__GOAL OF THE EXERCISE__: Can you restate the records below word for word?

__Dataset entries__:

━━━━━━━━

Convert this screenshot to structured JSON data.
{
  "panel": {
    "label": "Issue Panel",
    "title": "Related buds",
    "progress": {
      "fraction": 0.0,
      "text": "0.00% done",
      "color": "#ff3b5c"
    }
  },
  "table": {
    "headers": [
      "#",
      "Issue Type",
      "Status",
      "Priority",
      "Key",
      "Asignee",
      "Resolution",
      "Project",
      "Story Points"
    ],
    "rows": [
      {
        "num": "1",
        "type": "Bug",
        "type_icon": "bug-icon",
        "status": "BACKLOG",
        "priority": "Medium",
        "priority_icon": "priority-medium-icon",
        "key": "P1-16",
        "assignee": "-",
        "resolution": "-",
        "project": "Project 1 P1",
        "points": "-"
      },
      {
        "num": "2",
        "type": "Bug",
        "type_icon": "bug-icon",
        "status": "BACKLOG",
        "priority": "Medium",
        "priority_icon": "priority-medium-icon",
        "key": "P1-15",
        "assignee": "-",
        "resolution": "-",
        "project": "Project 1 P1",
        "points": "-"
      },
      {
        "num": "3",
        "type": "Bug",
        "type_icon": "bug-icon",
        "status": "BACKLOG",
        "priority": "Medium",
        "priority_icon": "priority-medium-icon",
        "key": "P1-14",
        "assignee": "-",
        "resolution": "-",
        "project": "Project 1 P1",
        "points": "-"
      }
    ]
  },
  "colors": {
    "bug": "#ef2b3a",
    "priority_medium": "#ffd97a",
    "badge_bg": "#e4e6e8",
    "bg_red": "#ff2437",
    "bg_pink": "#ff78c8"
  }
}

━━━━━━━━

__TASK ANSWER__:
Convert this screenshot to structured JSON data.
{
  "panel": {
    "label": "Issue Panel",
    "title": "Related buds",
    "progress": {
      "fraction": 0.0,
      "text": "0.00% done",
      "color": "#ff3b5c"
    }
  },
  "table": {
    "headers": [
      "#",
      "Issue Type",
      "Status",
      "Priority",
      "Key",
      "Asignee",
      "Resolution",
      "Project",
      "Story Points"
    ],
    "rows": [
      {
        "num": "1",
        "type": "Bug",
        "type_icon": "bug-icon",
        "status": "BACKLOG",
        "priority": "Medium",
        "priority_icon": "priority-medium-icon",
        "key": "P1-16",
        "assignee": "-",
        "resolution": "-",
        "project": "Project 1 P1",
        "points": "-"
      },
      {
        "num": "2",
        "type": "Bug",
        "type_icon": "bug-icon",
        "status": "BACKLOG",
        "priority": "Medium",
        "priority_icon": "priority-medium-icon",
        "key": "P1-15",
        "assignee": "-",
        "resolution": "-",
        "project": "Project 1 P1",
        "points": "-"
      },
      {
        "num": "3",
        "type": "Bug",
        "type_icon": "bug-icon",
        "status": "BACKLOG",
        "priority": "Medium",
        "priority_icon": "priority-medium-icon",
        "key": "P1-14",
        "assignee": "-",
        "resolution": "-",
        "project": "Project 1 P1",
        "points": "-"
      }
    ]
  },
  "colors": {
    "bug": "#ef2b3a",
    "priority_medium": "#ffd97a",
    "badge_bg": "#e4e6e8",
    "bg_red": "#ff2437",
    "bg_pink": "#ff78c8"
  }
}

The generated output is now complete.